- Supplied records -
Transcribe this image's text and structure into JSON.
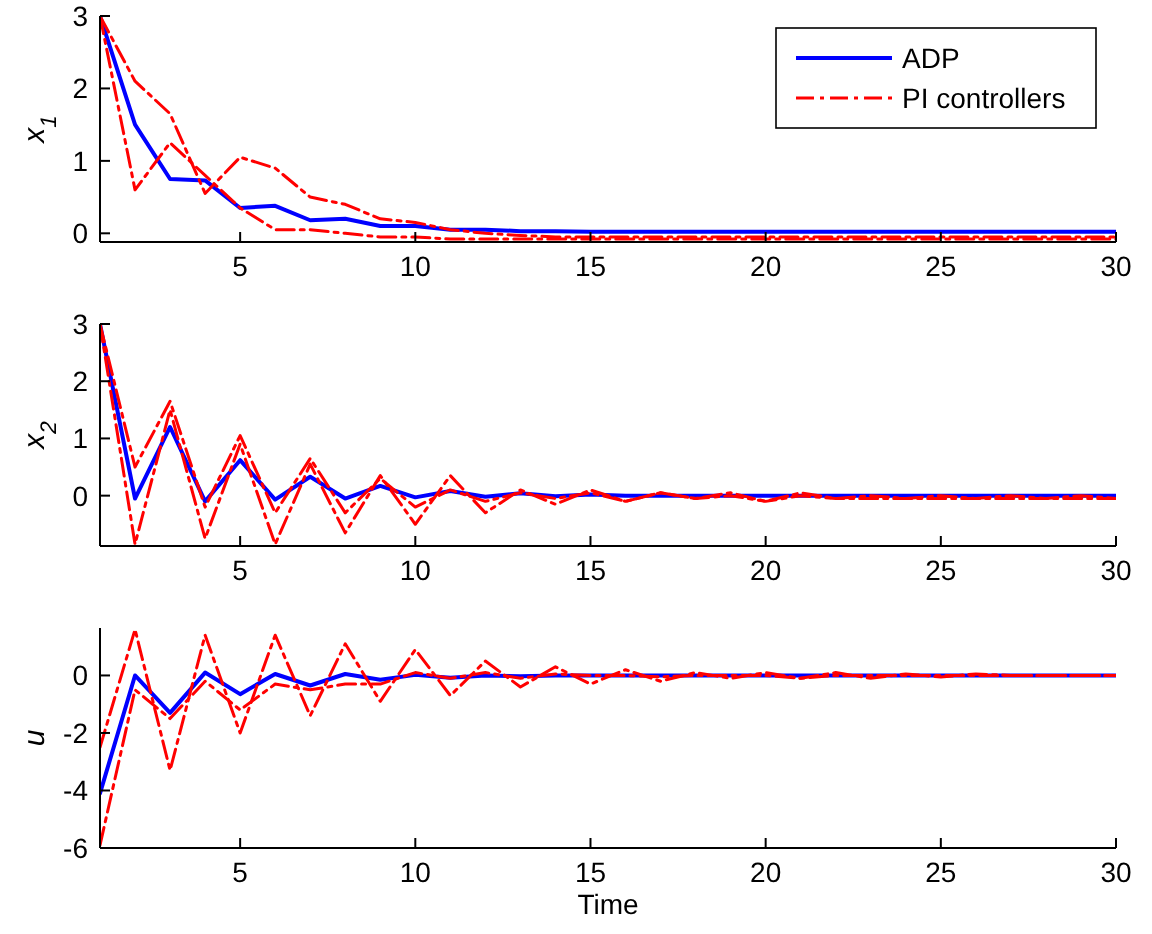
{
  "chart_data": [
    {
      "type": "line",
      "ylabel": "x$_{1}$",
      "x": [
        1,
        2,
        3,
        4,
        5,
        6,
        7,
        8,
        9,
        10,
        11,
        12,
        13,
        14,
        15,
        16,
        17,
        18,
        19,
        20,
        21,
        22,
        23,
        24,
        25,
        26,
        27,
        28,
        29,
        30
      ],
      "xlim": [
        1,
        30
      ],
      "xticks": [
        5,
        10,
        15,
        20,
        25,
        30
      ],
      "ylim": [
        -0.12,
        3
      ],
      "yticks": [
        0,
        1,
        2,
        3
      ],
      "legend": "top right",
      "series": [
        {
          "name": "ADP",
          "color": "#0000ff",
          "line_style": "solid",
          "values": [
            3,
            1.5,
            0.75,
            0.73,
            0.35,
            0.38,
            0.18,
            0.2,
            0.1,
            0.1,
            0.05,
            0.05,
            0.03,
            0.03,
            0.02,
            0.02,
            0.02,
            0.02,
            0.02,
            0.02,
            0.02,
            0.02,
            0.02,
            0.02,
            0.02,
            0.02,
            0.02,
            0.02,
            0.02,
            0.02
          ]
        },
        {
          "name": "PI controllers",
          "color": "#ff0000",
          "line_style": "dashed",
          "values": [
            3,
            2.1,
            1.65,
            0.55,
            1.05,
            0.9,
            0.5,
            0.4,
            0.2,
            0.15,
            0.05,
            0,
            -0.03,
            -0.05,
            -0.05,
            -0.05,
            -0.05,
            -0.05,
            -0.05,
            -0.05,
            -0.05,
            -0.05,
            -0.05,
            -0.05,
            -0.05,
            -0.05,
            -0.05,
            -0.05,
            -0.05,
            -0.05
          ]
        },
        {
          "color": "#ff0000",
          "line_style": "dashed",
          "values": [
            3,
            0.6,
            1.25,
            0.8,
            0.35,
            0.05,
            0.05,
            0,
            -0.05,
            -0.05,
            -0.08,
            -0.08,
            -0.08,
            -0.08,
            -0.08,
            -0.08,
            -0.08,
            -0.08,
            -0.08,
            -0.08,
            -0.08,
            -0.08,
            -0.08,
            -0.08,
            -0.08,
            -0.08,
            -0.08,
            -0.08,
            -0.08,
            -0.08
          ]
        }
      ]
    },
    {
      "type": "line",
      "ylabel": "x$_{2}$",
      "x": [
        1,
        2,
        3,
        4,
        5,
        6,
        7,
        8,
        9,
        10,
        11,
        12,
        13,
        14,
        15,
        16,
        17,
        18,
        19,
        20,
        21,
        22,
        23,
        24,
        25,
        26,
        27,
        28,
        29,
        30
      ],
      "xlim": [
        1,
        30
      ],
      "xticks": [
        5,
        10,
        15,
        20,
        25,
        30
      ],
      "ylim": [
        -0.88,
        3
      ],
      "yticks": [
        0,
        1,
        2,
        3
      ],
      "series": [
        {
          "color": "#0000ff",
          "line_style": "solid",
          "values": [
            3,
            -0.05,
            1.2,
            -0.1,
            0.62,
            -0.07,
            0.33,
            -0.05,
            0.17,
            -0.03,
            0.08,
            -0.02,
            0.04,
            -0.01,
            0.02,
            0,
            0,
            0,
            0,
            0,
            0,
            0,
            0,
            0,
            0,
            0,
            0,
            0,
            0,
            0
          ]
        },
        {
          "color": "#ff0000",
          "line_style": "dashed",
          "values": [
            3,
            0.5,
            1.65,
            -0.2,
            1.05,
            -0.3,
            0.65,
            -0.3,
            0.3,
            -0.2,
            0.1,
            -0.1,
            0.05,
            -0.05,
            0.05,
            -0.1,
            0.05,
            -0.05,
            0.05,
            -0.1,
            0.05,
            -0.05,
            0,
            -0.05,
            0,
            -0.05,
            0,
            -0.05,
            0,
            -0.05
          ]
        },
        {
          "color": "#ff0000",
          "line_style": "dashed",
          "values": [
            3,
            -0.85,
            1.5,
            -0.75,
            0.9,
            -0.85,
            0.55,
            -0.65,
            0.35,
            -0.5,
            0.35,
            -0.3,
            0.1,
            -0.15,
            0.1,
            -0.1,
            0.05,
            -0.05,
            0,
            -0.1,
            0,
            -0.05,
            -0.05,
            -0.05,
            -0.05,
            -0.05,
            -0.05,
            -0.05,
            -0.05,
            -0.05
          ]
        }
      ]
    },
    {
      "type": "line",
      "ylabel": "u",
      "xlabel": "Time",
      "x": [
        1,
        2,
        3,
        4,
        5,
        6,
        7,
        8,
        9,
        10,
        11,
        12,
        13,
        14,
        15,
        16,
        17,
        18,
        19,
        20,
        21,
        22,
        23,
        24,
        25,
        26,
        27,
        28,
        29,
        30
      ],
      "xlim": [
        1,
        30
      ],
      "xticks": [
        5,
        10,
        15,
        20,
        25,
        30
      ],
      "ylim": [
        -6,
        1.65
      ],
      "yticks": [
        -6,
        -4,
        -2,
        0
      ],
      "series": [
        {
          "color": "#0000ff",
          "line_style": "solid",
          "values": [
            -4.1,
            0,
            -1.3,
            0.1,
            -0.65,
            0.05,
            -0.35,
            0.05,
            -0.15,
            0.02,
            -0.08,
            0,
            -0.03,
            0,
            0,
            0,
            0,
            0,
            0,
            0,
            0,
            0,
            0,
            0,
            0,
            0,
            0,
            0,
            0,
            0
          ]
        },
        {
          "color": "#ff0000",
          "line_style": "dashed",
          "values": [
            -2.5,
            1.6,
            -3.3,
            1.4,
            -2,
            1.4,
            -1.4,
            1.1,
            -0.9,
            0.9,
            -0.7,
            0.5,
            -0.4,
            0.3,
            -0.3,
            0.2,
            -0.2,
            0.1,
            -0.1,
            0.1,
            -0.1,
            0.1,
            -0.1,
            0.05,
            -0.05,
            0.05,
            0,
            0,
            0,
            0
          ]
        },
        {
          "color": "#ff0000",
          "line_style": "dashed",
          "values": [
            -5.9,
            -0.5,
            -1.5,
            -0.2,
            -1.2,
            -0.3,
            -0.5,
            -0.3,
            -0.3,
            0.1,
            -0.1,
            0.1,
            -0.1,
            0.05,
            0,
            0,
            -0.05,
            0,
            0,
            0,
            -0.1,
            0,
            0,
            0,
            0,
            0,
            0,
            0,
            0,
            0
          ]
        }
      ]
    }
  ]
}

- Do this -
Using the records above, output their complete text exactly, minus any images.

- Result of the task -
Transcribe this image's text and structure into JSON.
{
  "chart_data": [
    {
      "type": "line",
      "ylabel": "x$_{1}$",
      "x": [
        1,
        2,
        3,
        4,
        5,
        6,
        7,
        8,
        9,
        10,
        11,
        12,
        13,
        14,
        15,
        16,
        17,
        18,
        19,
        20,
        21,
        22,
        23,
        24,
        25,
        26,
        27,
        28,
        29,
        30
      ],
      "xlim": [
        1,
        30
      ],
      "xticks": [
        5,
        10,
        15,
        20,
        25,
        30
      ],
      "ylim": [
        -0.12,
        3
      ],
      "yticks": [
        0,
        1,
        2,
        3
      ],
      "legend": "top right",
      "series": [
        {
          "name": "ADP",
          "color": "#0000ff",
          "line_style": "solid",
          "values": [
            3,
            1.5,
            0.75,
            0.73,
            0.35,
            0.38,
            0.18,
            0.2,
            0.1,
            0.1,
            0.05,
            0.05,
            0.03,
            0.03,
            0.02,
            0.02,
            0.02,
            0.02,
            0.02,
            0.02,
            0.02,
            0.02,
            0.02,
            0.02,
            0.02,
            0.02,
            0.02,
            0.02,
            0.02,
            0.02
          ]
        },
        {
          "name": "PI controllers",
          "color": "#ff0000",
          "line_style": "dashed",
          "values": [
            3,
            2.1,
            1.65,
            0.55,
            1.05,
            0.9,
            0.5,
            0.4,
            0.2,
            0.15,
            0.05,
            0,
            -0.03,
            -0.05,
            -0.05,
            -0.05,
            -0.05,
            -0.05,
            -0.05,
            -0.05,
            -0.05,
            -0.05,
            -0.05,
            -0.05,
            -0.05,
            -0.05,
            -0.05,
            -0.05,
            -0.05,
            -0.05
          ]
        },
        {
          "color": "#ff0000",
          "line_style": "dashed",
          "values": [
            3,
            0.6,
            1.25,
            0.8,
            0.35,
            0.05,
            0.05,
            0,
            -0.05,
            -0.05,
            -0.08,
            -0.08,
            -0.08,
            -0.08,
            -0.08,
            -0.08,
            -0.08,
            -0.08,
            -0.08,
            -0.08,
            -0.08,
            -0.08,
            -0.08,
            -0.08,
            -0.08,
            -0.08,
            -0.08,
            -0.08,
            -0.08,
            -0.08
          ]
        }
      ]
    },
    {
      "type": "line",
      "ylabel": "x$_{2}$",
      "x": [
        1,
        2,
        3,
        4,
        5,
        6,
        7,
        8,
        9,
        10,
        11,
        12,
        13,
        14,
        15,
        16,
        17,
        18,
        19,
        20,
        21,
        22,
        23,
        24,
        25,
        26,
        27,
        28,
        29,
        30
      ],
      "xlim": [
        1,
        30
      ],
      "xticks": [
        5,
        10,
        15,
        20,
        25,
        30
      ],
      "ylim": [
        -0.88,
        3
      ],
      "yticks": [
        0,
        1,
        2,
        3
      ],
      "series": [
        {
          "color": "#0000ff",
          "line_style": "solid",
          "values": [
            3,
            -0.05,
            1.2,
            -0.1,
            0.62,
            -0.07,
            0.33,
            -0.05,
            0.17,
            -0.03,
            0.08,
            -0.02,
            0.04,
            -0.01,
            0.02,
            0,
            0,
            0,
            0,
            0,
            0,
            0,
            0,
            0,
            0,
            0,
            0,
            0,
            0,
            0
          ]
        },
        {
          "color": "#ff0000",
          "line_style": "dashed",
          "values": [
            3,
            0.5,
            1.65,
            -0.2,
            1.05,
            -0.3,
            0.65,
            -0.3,
            0.3,
            -0.2,
            0.1,
            -0.1,
            0.05,
            -0.05,
            0.05,
            -0.1,
            0.05,
            -0.05,
            0.05,
            -0.1,
            0.05,
            -0.05,
            0,
            -0.05,
            0,
            -0.05,
            0,
            -0.05,
            0,
            -0.05
          ]
        },
        {
          "color": "#ff0000",
          "line_style": "dashed",
          "values": [
            3,
            -0.85,
            1.5,
            -0.75,
            0.9,
            -0.85,
            0.55,
            -0.65,
            0.35,
            -0.5,
            0.35,
            -0.3,
            0.1,
            -0.15,
            0.1,
            -0.1,
            0.05,
            -0.05,
            0,
            -0.1,
            0,
            -0.05,
            -0.05,
            -0.05,
            -0.05,
            -0.05,
            -0.05,
            -0.05,
            -0.05,
            -0.05
          ]
        }
      ]
    },
    {
      "type": "line",
      "ylabel": "u",
      "xlabel": "Time",
      "x": [
        1,
        2,
        3,
        4,
        5,
        6,
        7,
        8,
        9,
        10,
        11,
        12,
        13,
        14,
        15,
        16,
        17,
        18,
        19,
        20,
        21,
        22,
        23,
        24,
        25,
        26,
        27,
        28,
        29,
        30
      ],
      "xlim": [
        1,
        30
      ],
      "xticks": [
        5,
        10,
        15,
        20,
        25,
        30
      ],
      "ylim": [
        -6,
        1.65
      ],
      "yticks": [
        -6,
        -4,
        -2,
        0
      ],
      "series": [
        {
          "color": "#0000ff",
          "line_style": "solid",
          "values": [
            -4.1,
            0,
            -1.3,
            0.1,
            -0.65,
            0.05,
            -0.35,
            0.05,
            -0.15,
            0.02,
            -0.08,
            0,
            -0.03,
            0,
            0,
            0,
            0,
            0,
            0,
            0,
            0,
            0,
            0,
            0,
            0,
            0,
            0,
            0,
            0,
            0
          ]
        },
        {
          "color": "#ff0000",
          "line_style": "dashed",
          "values": [
            -2.5,
            1.6,
            -3.3,
            1.4,
            -2,
            1.4,
            -1.4,
            1.1,
            -0.9,
            0.9,
            -0.7,
            0.5,
            -0.4,
            0.3,
            -0.3,
            0.2,
            -0.2,
            0.1,
            -0.1,
            0.1,
            -0.1,
            0.1,
            -0.1,
            0.05,
            -0.05,
            0.05,
            0,
            0,
            0,
            0
          ]
        },
        {
          "color": "#ff0000",
          "line_style": "dashed",
          "values": [
            -5.9,
            -0.5,
            -1.5,
            -0.2,
            -1.2,
            -0.3,
            -0.5,
            -0.3,
            -0.3,
            0.1,
            -0.1,
            0.1,
            -0.1,
            0.05,
            0,
            0,
            -0.05,
            0,
            0,
            0,
            -0.1,
            0,
            0,
            0,
            0,
            0,
            0,
            0,
            0,
            0
          ]
        }
      ]
    }
  ]
}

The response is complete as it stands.